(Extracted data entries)
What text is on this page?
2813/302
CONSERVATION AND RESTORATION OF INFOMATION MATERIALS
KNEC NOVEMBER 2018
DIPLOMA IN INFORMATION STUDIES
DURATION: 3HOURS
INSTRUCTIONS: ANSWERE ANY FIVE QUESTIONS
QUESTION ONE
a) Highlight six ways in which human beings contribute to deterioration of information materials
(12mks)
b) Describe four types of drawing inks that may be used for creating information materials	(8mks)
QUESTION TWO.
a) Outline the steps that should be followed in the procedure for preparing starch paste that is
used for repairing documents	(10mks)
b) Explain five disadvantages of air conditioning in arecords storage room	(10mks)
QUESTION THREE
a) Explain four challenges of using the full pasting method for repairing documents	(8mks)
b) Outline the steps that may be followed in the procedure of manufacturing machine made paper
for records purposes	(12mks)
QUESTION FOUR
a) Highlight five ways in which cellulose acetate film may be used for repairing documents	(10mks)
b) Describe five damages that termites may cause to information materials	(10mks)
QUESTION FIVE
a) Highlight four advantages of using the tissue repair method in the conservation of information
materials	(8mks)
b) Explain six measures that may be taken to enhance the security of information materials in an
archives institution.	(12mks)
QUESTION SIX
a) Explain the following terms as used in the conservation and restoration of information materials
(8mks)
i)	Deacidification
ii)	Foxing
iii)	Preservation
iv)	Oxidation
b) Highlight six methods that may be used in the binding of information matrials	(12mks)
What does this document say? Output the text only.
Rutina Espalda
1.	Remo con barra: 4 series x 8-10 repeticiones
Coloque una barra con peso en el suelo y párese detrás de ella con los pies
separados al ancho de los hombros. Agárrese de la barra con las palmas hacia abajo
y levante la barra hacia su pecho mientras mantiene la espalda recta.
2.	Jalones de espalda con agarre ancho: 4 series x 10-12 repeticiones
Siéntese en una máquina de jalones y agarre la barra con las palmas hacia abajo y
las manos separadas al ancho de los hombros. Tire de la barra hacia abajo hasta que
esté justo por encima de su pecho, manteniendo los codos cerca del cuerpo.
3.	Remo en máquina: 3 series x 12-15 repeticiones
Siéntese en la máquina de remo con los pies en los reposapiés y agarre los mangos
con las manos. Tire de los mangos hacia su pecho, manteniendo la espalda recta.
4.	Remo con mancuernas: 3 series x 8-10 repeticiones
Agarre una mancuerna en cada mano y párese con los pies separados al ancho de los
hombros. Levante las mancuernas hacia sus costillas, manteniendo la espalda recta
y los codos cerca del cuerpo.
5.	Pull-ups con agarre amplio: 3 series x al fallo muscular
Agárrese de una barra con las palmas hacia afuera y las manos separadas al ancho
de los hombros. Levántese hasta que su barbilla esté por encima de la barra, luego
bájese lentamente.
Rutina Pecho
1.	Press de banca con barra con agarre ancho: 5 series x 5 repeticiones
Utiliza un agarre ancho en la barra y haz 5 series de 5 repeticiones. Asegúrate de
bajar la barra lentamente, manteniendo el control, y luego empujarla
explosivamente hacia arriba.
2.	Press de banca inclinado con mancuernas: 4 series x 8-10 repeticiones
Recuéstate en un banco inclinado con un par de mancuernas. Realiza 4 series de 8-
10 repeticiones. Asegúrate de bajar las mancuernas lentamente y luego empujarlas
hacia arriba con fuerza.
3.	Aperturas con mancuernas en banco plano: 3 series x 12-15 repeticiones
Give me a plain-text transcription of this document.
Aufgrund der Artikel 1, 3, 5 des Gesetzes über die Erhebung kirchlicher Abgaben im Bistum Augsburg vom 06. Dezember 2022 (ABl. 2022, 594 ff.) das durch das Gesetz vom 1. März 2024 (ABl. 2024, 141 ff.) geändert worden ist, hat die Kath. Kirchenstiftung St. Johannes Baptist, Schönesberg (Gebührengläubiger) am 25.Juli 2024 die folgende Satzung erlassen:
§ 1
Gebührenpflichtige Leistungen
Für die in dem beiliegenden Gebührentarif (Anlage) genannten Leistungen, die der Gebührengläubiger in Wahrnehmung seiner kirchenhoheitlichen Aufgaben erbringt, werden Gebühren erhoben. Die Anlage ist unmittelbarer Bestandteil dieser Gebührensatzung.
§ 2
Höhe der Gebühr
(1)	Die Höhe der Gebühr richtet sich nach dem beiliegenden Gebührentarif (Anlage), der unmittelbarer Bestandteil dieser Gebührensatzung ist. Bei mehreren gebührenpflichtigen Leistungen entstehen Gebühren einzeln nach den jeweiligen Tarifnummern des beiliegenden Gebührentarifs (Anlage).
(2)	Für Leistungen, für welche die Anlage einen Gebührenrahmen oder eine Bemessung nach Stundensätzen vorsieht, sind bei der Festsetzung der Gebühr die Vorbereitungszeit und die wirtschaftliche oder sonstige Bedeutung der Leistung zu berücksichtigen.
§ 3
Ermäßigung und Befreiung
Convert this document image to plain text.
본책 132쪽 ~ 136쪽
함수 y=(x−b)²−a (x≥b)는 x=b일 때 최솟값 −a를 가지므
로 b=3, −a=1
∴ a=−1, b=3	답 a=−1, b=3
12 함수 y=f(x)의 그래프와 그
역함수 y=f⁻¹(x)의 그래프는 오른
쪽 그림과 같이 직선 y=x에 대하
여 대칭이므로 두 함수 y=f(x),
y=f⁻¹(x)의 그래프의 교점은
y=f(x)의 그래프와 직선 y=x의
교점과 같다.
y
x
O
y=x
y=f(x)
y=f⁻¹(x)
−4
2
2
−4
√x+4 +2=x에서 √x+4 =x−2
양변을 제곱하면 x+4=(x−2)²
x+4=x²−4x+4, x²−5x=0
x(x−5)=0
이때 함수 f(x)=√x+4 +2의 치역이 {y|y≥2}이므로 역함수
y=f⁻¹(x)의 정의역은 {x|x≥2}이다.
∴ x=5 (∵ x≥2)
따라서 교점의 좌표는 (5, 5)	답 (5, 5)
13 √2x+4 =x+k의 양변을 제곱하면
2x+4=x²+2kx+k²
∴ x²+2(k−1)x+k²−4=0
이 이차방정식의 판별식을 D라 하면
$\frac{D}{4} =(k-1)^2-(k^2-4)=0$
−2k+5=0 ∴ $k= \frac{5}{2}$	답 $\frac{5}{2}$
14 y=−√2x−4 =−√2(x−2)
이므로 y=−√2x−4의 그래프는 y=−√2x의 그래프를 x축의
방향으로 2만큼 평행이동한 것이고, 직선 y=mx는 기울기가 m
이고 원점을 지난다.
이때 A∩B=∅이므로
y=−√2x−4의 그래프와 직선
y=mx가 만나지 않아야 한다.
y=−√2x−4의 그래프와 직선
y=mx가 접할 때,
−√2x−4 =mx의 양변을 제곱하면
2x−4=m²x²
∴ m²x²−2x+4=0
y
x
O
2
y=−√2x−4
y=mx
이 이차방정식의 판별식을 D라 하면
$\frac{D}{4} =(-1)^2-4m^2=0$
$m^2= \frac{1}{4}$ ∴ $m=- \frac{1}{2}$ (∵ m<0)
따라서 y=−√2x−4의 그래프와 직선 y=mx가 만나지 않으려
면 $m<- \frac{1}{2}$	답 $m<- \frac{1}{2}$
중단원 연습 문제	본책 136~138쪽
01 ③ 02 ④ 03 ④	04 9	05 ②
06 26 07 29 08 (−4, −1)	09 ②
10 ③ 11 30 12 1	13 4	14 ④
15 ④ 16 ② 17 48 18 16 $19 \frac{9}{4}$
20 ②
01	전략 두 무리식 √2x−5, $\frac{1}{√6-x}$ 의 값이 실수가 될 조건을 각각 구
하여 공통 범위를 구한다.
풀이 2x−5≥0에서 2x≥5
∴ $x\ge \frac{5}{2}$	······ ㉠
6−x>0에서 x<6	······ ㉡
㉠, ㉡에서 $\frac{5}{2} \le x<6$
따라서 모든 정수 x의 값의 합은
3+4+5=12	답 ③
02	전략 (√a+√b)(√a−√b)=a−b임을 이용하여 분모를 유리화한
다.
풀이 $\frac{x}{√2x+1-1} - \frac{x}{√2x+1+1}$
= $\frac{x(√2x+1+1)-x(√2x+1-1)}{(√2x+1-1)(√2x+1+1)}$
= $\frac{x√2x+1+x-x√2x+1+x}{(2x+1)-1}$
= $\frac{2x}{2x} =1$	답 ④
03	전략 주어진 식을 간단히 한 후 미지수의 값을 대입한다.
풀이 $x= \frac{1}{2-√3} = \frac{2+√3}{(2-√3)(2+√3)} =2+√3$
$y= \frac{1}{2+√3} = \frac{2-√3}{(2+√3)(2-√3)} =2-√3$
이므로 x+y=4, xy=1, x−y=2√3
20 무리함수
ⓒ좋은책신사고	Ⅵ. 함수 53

## STATED TASK
Pull every line containing the word "text" out of the material and copy it.

## RESPONSE BELOW
What text is on this page?
What does this document say? Output the text only.
Give me a plain-text transcription of this document.
Convert this document image to plain text.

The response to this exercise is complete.